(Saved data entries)
☆ ☆ ☆ ☆

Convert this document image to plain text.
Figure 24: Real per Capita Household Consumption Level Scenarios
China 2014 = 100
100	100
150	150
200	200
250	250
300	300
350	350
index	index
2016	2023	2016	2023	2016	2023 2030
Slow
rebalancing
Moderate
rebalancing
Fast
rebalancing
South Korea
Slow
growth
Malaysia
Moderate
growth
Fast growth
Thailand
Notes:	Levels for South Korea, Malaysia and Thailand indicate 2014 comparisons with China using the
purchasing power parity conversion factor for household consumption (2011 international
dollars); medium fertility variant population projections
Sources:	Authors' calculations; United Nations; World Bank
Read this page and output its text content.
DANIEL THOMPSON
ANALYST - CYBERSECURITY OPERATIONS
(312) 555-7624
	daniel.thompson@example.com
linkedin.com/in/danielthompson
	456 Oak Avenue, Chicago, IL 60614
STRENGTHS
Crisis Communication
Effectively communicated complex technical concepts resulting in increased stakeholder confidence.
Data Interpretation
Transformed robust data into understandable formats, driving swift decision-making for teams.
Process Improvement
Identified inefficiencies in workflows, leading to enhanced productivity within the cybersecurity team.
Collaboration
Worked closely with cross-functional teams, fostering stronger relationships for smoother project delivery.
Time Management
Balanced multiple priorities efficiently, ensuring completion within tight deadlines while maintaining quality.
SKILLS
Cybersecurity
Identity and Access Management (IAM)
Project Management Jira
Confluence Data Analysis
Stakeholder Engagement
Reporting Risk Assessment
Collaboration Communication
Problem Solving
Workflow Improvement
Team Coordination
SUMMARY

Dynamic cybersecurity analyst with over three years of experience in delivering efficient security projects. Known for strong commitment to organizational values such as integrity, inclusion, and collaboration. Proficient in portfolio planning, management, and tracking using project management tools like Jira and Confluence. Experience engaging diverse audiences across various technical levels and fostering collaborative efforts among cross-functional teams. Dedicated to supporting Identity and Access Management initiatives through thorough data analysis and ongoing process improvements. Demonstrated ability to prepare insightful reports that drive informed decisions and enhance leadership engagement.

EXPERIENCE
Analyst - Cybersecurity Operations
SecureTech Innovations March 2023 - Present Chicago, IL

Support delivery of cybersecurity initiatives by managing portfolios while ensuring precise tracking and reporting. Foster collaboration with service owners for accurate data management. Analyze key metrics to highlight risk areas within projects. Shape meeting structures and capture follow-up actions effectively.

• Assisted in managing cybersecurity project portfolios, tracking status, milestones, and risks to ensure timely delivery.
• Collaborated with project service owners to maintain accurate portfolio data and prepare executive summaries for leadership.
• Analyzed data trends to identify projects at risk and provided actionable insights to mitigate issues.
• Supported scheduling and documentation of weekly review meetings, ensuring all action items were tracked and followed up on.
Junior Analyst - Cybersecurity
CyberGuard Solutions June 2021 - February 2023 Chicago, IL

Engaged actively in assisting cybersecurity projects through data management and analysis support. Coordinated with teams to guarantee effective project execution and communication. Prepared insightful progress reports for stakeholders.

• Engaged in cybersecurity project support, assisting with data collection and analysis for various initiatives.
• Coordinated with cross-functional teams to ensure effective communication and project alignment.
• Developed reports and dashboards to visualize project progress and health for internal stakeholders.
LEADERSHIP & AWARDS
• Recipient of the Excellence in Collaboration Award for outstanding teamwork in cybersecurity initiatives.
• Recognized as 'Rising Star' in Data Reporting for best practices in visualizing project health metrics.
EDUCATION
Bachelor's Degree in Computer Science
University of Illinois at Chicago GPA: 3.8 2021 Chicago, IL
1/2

☆ ☆ ☆ ☆

Extract all the material, leaving every line as it is.

Convert this document image to plain text.
Figure 24: Real per Capita Household Consumption Level Scenarios
China 2014 = 100
100	100
150	150
200	200
250	250
300	300
350	350
index	index
2016	2023	2016	2023	2016	2023 2030
Slow
rebalancing
Moderate
rebalancing
Fast
rebalancing
South Korea
Slow
growth
Malaysia
Moderate
growth
Fast growth
Thailand
Notes:	Levels for South Korea, Malaysia and Thailand indicate 2014 comparisons with China using the
purchasing power parity conversion factor for household consumption (2011 international
dollars); medium fertility variant population projections
Sources:	Authors' calculations; United Nations; World Bank
Read this page and output its text content.
DANIEL THOMPSON
ANALYST - CYBERSECURITY OPERATIONS
(312) 555-7624
	daniel.thompson@example.com
linkedin.com/in/danielthompson
	456 Oak Avenue, Chicago, IL 60614
STRENGTHS
Crisis Communication
Effectively communicated complex technical concepts resulting in increased stakeholder confidence.
Data Interpretation
Transformed robust data into understandable formats, driving swift decision-making for teams.
Process Improvement
Identified inefficiencies in workflows, leading to enhanced productivity within the cybersecurity team.
Collaboration
Worked closely with cross-functional teams, fostering stronger relationships for smoother project delivery.
Time Management
Balanced multiple priorities efficiently, ensuring completion within tight deadlines while maintaining quality.
SKILLS
Cybersecurity
Identity and Access Management (IAM)
Project Management Jira
Confluence Data Analysis
Stakeholder Engagement
Reporting Risk Assessment
Collaboration Communication
Problem Solving
Workflow Improvement
Team Coordination
SUMMARY

Dynamic cybersecurity analyst with over three years of experience in delivering efficient security projects. Known for strong commitment to organizational values such as integrity, inclusion, and collaboration. Proficient in portfolio planning, management, and tracking using project management tools like Jira and Confluence. Experience engaging diverse audiences across various technical levels and fostering collaborative efforts among cross-functional teams. Dedicated to supporting Identity and Access Management initiatives through thorough data analysis and ongoing process improvements. Demonstrated ability to prepare insightful reports that drive informed decisions and enhance leadership engagement.

EXPERIENCE
Analyst - Cybersecurity Operations
SecureTech Innovations March 2023 - Present Chicago, IL

Support delivery of cybersecurity initiatives by managing portfolios while ensuring precise tracking and reporting. Foster collaboration with service owners for accurate data management. Analyze key metrics to highlight risk areas within projects. Shape meeting structures and capture follow-up actions effectively.

• Assisted in managing cybersecurity project portfolios, tracking status, milestones, and risks to ensure timely delivery.
• Collaborated with project service owners to maintain accurate portfolio data and prepare executive summaries for leadership.
• Analyzed data trends to identify projects at risk and provided actionable insights to mitigate issues.
• Supported scheduling and documentation of weekly review meetings, ensuring all action items were tracked and followed up on.
Junior Analyst - Cybersecurity
CyberGuard Solutions June 2021 - February 2023 Chicago, IL

Engaged actively in assisting cybersecurity projects through data management and analysis support. Coordinated with teams to guarantee effective project execution and communication. Prepared insightful progress reports for stakeholders.

• Engaged in cybersecurity project support, assisting with data collection and analysis for various initiatives.
• Coordinated with cross-functional teams to ensure effective communication and project alignment.
• Developed reports and dashboards to visualize project progress and health for internal stakeholders.
LEADERSHIP & AWARDS
• Recipient of the Excellence in Collaboration Award for outstanding teamwork in cybersecurity initiatives.
• Recognized as 'Rising Star' in Data Reporting for best practices in visualizing project health metrics.
EDUCATION
Bachelor's Degree in Computer Science
University of Illinois at Chicago GPA: 3.8 2021 Chicago, IL
1/2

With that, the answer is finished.